> [Task objective]:
Reproduce the data below line for line, changing nothing.

> [Dataset extract]:
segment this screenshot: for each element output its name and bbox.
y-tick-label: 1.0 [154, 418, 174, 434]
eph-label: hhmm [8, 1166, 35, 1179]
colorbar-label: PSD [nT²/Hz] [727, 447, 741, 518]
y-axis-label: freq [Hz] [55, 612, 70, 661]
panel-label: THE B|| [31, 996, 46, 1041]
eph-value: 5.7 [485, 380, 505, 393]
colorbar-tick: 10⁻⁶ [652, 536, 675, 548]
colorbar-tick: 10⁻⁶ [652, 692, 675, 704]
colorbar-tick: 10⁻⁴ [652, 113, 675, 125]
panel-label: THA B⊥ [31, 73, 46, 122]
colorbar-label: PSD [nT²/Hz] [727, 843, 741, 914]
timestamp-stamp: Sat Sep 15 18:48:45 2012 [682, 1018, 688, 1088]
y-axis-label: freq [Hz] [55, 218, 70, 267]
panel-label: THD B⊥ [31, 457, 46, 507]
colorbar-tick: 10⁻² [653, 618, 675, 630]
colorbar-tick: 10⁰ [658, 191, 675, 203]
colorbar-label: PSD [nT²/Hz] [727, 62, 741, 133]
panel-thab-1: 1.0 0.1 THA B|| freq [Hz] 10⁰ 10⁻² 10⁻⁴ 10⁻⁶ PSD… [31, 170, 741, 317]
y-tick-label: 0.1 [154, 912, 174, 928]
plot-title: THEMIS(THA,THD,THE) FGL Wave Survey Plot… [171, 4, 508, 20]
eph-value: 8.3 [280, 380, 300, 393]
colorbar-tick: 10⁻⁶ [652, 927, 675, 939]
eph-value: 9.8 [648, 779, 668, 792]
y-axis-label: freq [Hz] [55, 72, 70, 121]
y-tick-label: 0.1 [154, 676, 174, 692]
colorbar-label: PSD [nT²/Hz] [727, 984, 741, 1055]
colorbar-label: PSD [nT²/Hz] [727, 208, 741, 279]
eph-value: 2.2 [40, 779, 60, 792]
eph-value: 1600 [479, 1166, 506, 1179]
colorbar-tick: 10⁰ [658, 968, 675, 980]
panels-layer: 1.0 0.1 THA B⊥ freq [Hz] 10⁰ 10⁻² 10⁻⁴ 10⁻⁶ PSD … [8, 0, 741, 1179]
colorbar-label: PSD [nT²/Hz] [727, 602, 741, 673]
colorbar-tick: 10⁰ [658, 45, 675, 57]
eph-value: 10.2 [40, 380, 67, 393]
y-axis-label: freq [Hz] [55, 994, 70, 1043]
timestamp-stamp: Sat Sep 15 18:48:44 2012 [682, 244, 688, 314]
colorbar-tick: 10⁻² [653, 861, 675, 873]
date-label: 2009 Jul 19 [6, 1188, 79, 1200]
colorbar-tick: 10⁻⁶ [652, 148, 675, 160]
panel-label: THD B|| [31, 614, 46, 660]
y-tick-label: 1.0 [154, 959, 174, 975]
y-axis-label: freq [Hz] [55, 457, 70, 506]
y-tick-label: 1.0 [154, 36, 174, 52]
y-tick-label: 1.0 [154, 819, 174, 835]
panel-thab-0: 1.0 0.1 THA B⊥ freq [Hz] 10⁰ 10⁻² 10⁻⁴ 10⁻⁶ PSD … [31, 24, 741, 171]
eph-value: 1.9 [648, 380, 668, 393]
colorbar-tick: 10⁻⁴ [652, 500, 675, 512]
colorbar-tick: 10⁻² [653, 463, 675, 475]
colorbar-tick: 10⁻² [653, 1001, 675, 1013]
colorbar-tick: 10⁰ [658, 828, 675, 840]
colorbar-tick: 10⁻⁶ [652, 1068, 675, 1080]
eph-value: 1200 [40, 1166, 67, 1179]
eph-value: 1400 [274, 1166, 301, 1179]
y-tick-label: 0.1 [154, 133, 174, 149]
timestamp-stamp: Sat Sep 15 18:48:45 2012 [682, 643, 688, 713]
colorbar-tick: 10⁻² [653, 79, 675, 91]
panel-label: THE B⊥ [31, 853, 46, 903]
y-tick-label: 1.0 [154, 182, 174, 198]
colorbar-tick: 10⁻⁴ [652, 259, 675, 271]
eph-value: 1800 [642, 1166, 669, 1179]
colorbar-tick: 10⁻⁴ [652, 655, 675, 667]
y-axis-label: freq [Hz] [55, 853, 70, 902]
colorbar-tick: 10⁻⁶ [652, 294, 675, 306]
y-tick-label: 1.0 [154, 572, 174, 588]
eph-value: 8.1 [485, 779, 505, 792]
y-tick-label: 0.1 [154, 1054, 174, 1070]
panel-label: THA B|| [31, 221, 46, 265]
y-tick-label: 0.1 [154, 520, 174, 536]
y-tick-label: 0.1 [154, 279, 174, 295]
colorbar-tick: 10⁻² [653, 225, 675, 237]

> [Result for this exercise]:
segment this screenshot: for each element output its name and bbox.
y-tick-label: 1.0 [154, 418, 174, 434]
eph-label: hhmm [8, 1166, 35, 1179]
colorbar-label: PSD [nT²/Hz] [727, 447, 741, 518]
y-axis-label: freq [Hz] [55, 612, 70, 661]
panel-label: THE B|| [31, 996, 46, 1041]
eph-value: 5.7 [485, 380, 505, 393]
colorbar-tick: 10⁻⁶ [652, 536, 675, 548]
colorbar-tick: 10⁻⁶ [652, 692, 675, 704]
colorbar-tick: 10⁻⁴ [652, 113, 675, 125]
panel-label: THA B⊥ [31, 73, 46, 122]
colorbar-label: PSD [nT²/Hz] [727, 843, 741, 914]
timestamp-stamp: Sat Sep 15 18:48:45 2012 [682, 1018, 688, 1088]
y-axis-label: freq [Hz] [55, 218, 70, 267]
panel-label: THD B⊥ [31, 457, 46, 507]
colorbar-tick: 10⁻² [653, 618, 675, 630]
colorbar-tick: 10⁰ [658, 191, 675, 203]
colorbar-label: PSD [nT²/Hz] [727, 62, 741, 133]
panel-thab-1: 1.0 0.1 THA B|| freq [Hz] 10⁰ 10⁻² 10⁻⁴ 10⁻⁶ PSD… [31, 170, 741, 317]
y-tick-label: 0.1 [154, 912, 174, 928]
plot-title: THEMIS(THA,THD,THE) FGL Wave Survey Plot… [171, 4, 508, 20]
eph-value: 8.3 [280, 380, 300, 393]
colorbar-tick: 10⁻⁶ [652, 927, 675, 939]
eph-value: 9.8 [648, 779, 668, 792]
y-axis-label: freq [Hz] [55, 72, 70, 121]
y-tick-label: 0.1 [154, 676, 174, 692]
colorbar-label: PSD [nT²/Hz] [727, 984, 741, 1055]
colorbar-label: PSD [nT²/Hz] [727, 208, 741, 279]
eph-value: 2.2 [40, 779, 60, 792]
eph-value: 1600 [479, 1166, 506, 1179]
colorbar-tick: 10⁰ [658, 968, 675, 980]
panels-layer: 1.0 0.1 THA B⊥ freq [Hz] 10⁰ 10⁻² 10⁻⁴ 10⁻⁶ PSD … [8, 0, 741, 1179]
colorbar-label: PSD [nT²/Hz] [727, 602, 741, 673]
colorbar-tick: 10⁰ [658, 45, 675, 57]
eph-value: 10.2 [40, 380, 67, 393]
y-axis-label: freq [Hz] [55, 994, 70, 1043]
timestamp-stamp: Sat Sep 15 18:48:44 2012 [682, 244, 688, 314]
colorbar-tick: 10⁻² [653, 861, 675, 873]
date-label: 2009 Jul 19 [6, 1188, 79, 1200]
colorbar-tick: 10⁻⁶ [652, 148, 675, 160]
panel-label: THD B|| [31, 614, 46, 660]
y-tick-label: 1.0 [154, 959, 174, 975]
y-axis-label: freq [Hz] [55, 457, 70, 506]
y-tick-label: 1.0 [154, 36, 174, 52]
y-tick-label: 1.0 [154, 819, 174, 835]
panel-thab-0: 1.0 0.1 THA B⊥ freq [Hz] 10⁰ 10⁻² 10⁻⁴ 10⁻⁶ PSD … [31, 24, 741, 171]
eph-value: 1.9 [648, 380, 668, 393]
colorbar-tick: 10⁻⁴ [652, 500, 675, 512]
colorbar-tick: 10⁻² [653, 463, 675, 475]
colorbar-tick: 10⁻² [653, 1001, 675, 1013]
colorbar-tick: 10⁰ [658, 828, 675, 840]
colorbar-tick: 10⁻⁶ [652, 1068, 675, 1080]
eph-value: 1200 [40, 1166, 67, 1179]
eph-value: 1400 [274, 1166, 301, 1179]
y-tick-label: 0.1 [154, 133, 174, 149]
timestamp-stamp: Sat Sep 15 18:48:45 2012 [682, 643, 688, 713]
colorbar-tick: 10⁻² [653, 79, 675, 91]
panel-label: THE B⊥ [31, 853, 46, 903]
y-tick-label: 1.0 [154, 182, 174, 198]
colorbar-tick: 10⁻⁴ [652, 259, 675, 271]
eph-value: 1800 [642, 1166, 669, 1179]
colorbar-tick: 10⁻⁴ [652, 655, 675, 667]
y-axis-label: freq [Hz] [55, 853, 70, 902]
colorbar-tick: 10⁻⁶ [652, 294, 675, 306]
y-tick-label: 1.0 [154, 572, 174, 588]
eph-value: 8.1 [485, 779, 505, 792]
y-tick-label: 0.1 [154, 1054, 174, 1070]
panel-label: THA B|| [31, 221, 46, 265]
y-tick-label: 0.1 [154, 520, 174, 536]
y-tick-label: 0.1 [154, 279, 174, 295]
colorbar-tick: 10⁻² [653, 225, 675, 237]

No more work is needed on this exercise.